> [DOCUMENT SEGMENT]:
>> BEGIN

Knut Ostby: Statement at the Pacific Regional Workshop on Aid Effectiveness

21 Jun 2010

Deputy Secretary General, Pacific Islands Forum Secretariat, Mr Feleti Teo
Excellencies
Asian Development Bank Pacific Sub Regional Office Director, Mr Keith Leonard
Ladies and Gentlemen

A very good morning to you all. It gives me great pleasure to address the Opening of this Pacific Regional Workshop on Aid Effectiveness.

UNDP has for some time worked with the Pacific Islands Forum Secretariat and the Asian Development Bank to assist countries make aid delivery more effective in the Pacific. Through collaboration between our regional and country programmes and with the other UN agencies, UNDP has been an active partner in the implementation of a number of initiatives under the four pillars of the Pacific Plan and we will continue to do so. I understand that further work is to be done on the performance framework for the Pacific Plan, as a key part of improving aid effectiveness, and the UN stands ready to support the Forum and other CROP agencies progress this work.

Most of you will recall that the Cairns Compact was approved by Pacific Leaders in August last year, with one of its main goals to strengthen aid effectiveness.  The UN has been pleased to be able to support implementation of the Cairns Compact both at regional and country level.  Specifically, the Cairns Compact goals have been described as follows:Improving governance and service delivery;

  • Ensuring greater investment in infrastructure to underpin greater economic development;
  • Promoting stronger country leadership,
    Ensuring mutual accountability and responsibility between Countries and their development partners;
  • Focusing attention on the need to draw on international best-practice as expressed in the Paris Declaration on Aid Effectiveness, Pacific Principles of Aid Effectiveness and the Accra Agenda for Action; and
  • Revitalising commitment for MDG achievement  in the Pacific

Most of us think of the origin of Aid Effectiveness as the Rome and Paris Declarations, and the Accra Agenda for Action, but in fact the  UN efforts to reform and improve UN aid effectiveness began as long ago as 1997, six years before the Paris Declaration.We still have some way to go, but when fully implemented, the reforms agreed at Paris and Accra will  ensure stronger national leadership and focus on national development priorities, improved coordination and reduced transaction costs.

I see you have a full Agenda for the next three days and while I am not able to remain with you until Wednesday, UNDP is well represented  with Mr Garry Wiseman, Manager of the Regional Pacific Centre, Mr Thomas Beloe, Aid Effectiveness Specialist from UNDP’s Asia Pacific Regional Centre in Bangkok, Mrs Mereseini Bower, Team Leader for the Poverty Unit in the Fiji Office, Mr. Shariful Islam, Manager of our Aid Coordination Capacity Building project in Solomon Islands, and Mrs Litia Mawi, Aid Management Specialist in Tuvalu. Later today, Mrs Bower will speak to you about opportunities to establish a facilitated knowledge sharing service around development effectiveness that is dedicated to the Pacific for both national and regional needs but on a regional platform.  Tomorrow, Mr Beloe will speak to you about the CDDE (yes another acronym) or the Capacity Development for Development Effectivness mechanism as well as well as introduce the discussion on the Fourth High Level Forum Summit, that is to be held in Seoul, South Korea in 2011.  This is an important item on the Agenda as it will provide an opportunity for the Pacific to consider how as a group you might prepare yourselves for the Summit.

>> END

> [TASKS TO PERFORM]:
(A) Answer these questions from the workshop statement:
(i) Who approved the Cairns Compact?
(ii) In what year did UN efforts to reform and improve UN aid effectiveness begin?
(iii) Where and when is the Fourth High Level Forum Summit to be held?
(B) Please write the next part of the workshop statement, picking up after its final sentence.
The listing after this point has no connection to the workshop statement.

> [MATERIAL]:
>> BEGIN

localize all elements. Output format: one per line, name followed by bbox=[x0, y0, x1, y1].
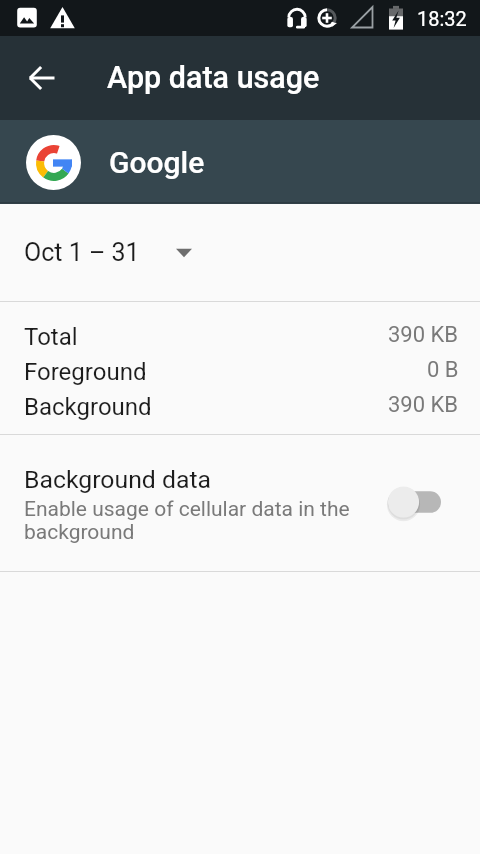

>> END

> [RESULTS OF THE TASKS]:
(A)
(i) Pacific Leaders
(ii) 1997
(iii) Seoul, South Korea, in 2011

(B)
UNDP recognises that implementation of decisions reached at these workshops and real change happens at the national level. More importantly, there are greater chances of success when there is strong national leadership and ownership. Therefore over the years, UNDP has attempted to provide support at the country level. UNDP currently provides aid management and coordination support in Federated States of Micronesia (FSM), Marshall Islands, Nauru, Papua New Guinea, Solomon Islands, Tonga and Tuvalu.

UNDP sees its support in aid management and coordination as closely linked to the work it does with countries in efforts to achieve the Millennium Development Goals. UNDP currently assists Fiji, FSM, Marshall Islands, Palau, Tonga, Tuvalu, Solomon Islands, Vanuatu, Cook Islands and Samoa,  with capacity building for MDG monitoring and reporting, and some directly with their national MDG reports.

In September this year the world will have another chance to agree on strategies for the last five years of working towards the MDGs. World leaders will assemble in a summit organized by the UN. I hope the Pacific will make its mark at this summit, and that we will be able to present new approaches for achieving the MDGs and at an accelerated pace.

In 2000, when the world leaders signed the Millennium Declaration, climate change, rising food and fuel prices and the recent financial and economic crises had not hit us or were outside the main radar of many leaders and development strategists.  We now know how important such issues are and the impact they are having or will have on our development choices moving forward. In the Pacific, the UN played a support role to the Government of Vanuatu in convening the Pacific Conference on the Human Face of the Global Economic Crisis held in Port Vila in February this year. Again, this was an event where UNDP and UN agencies closely partnered with the Pacific Islands Forum Secretariat, the University of the South Pacific, the Secretariat for the Pacific Community, and the Asian Development Bank.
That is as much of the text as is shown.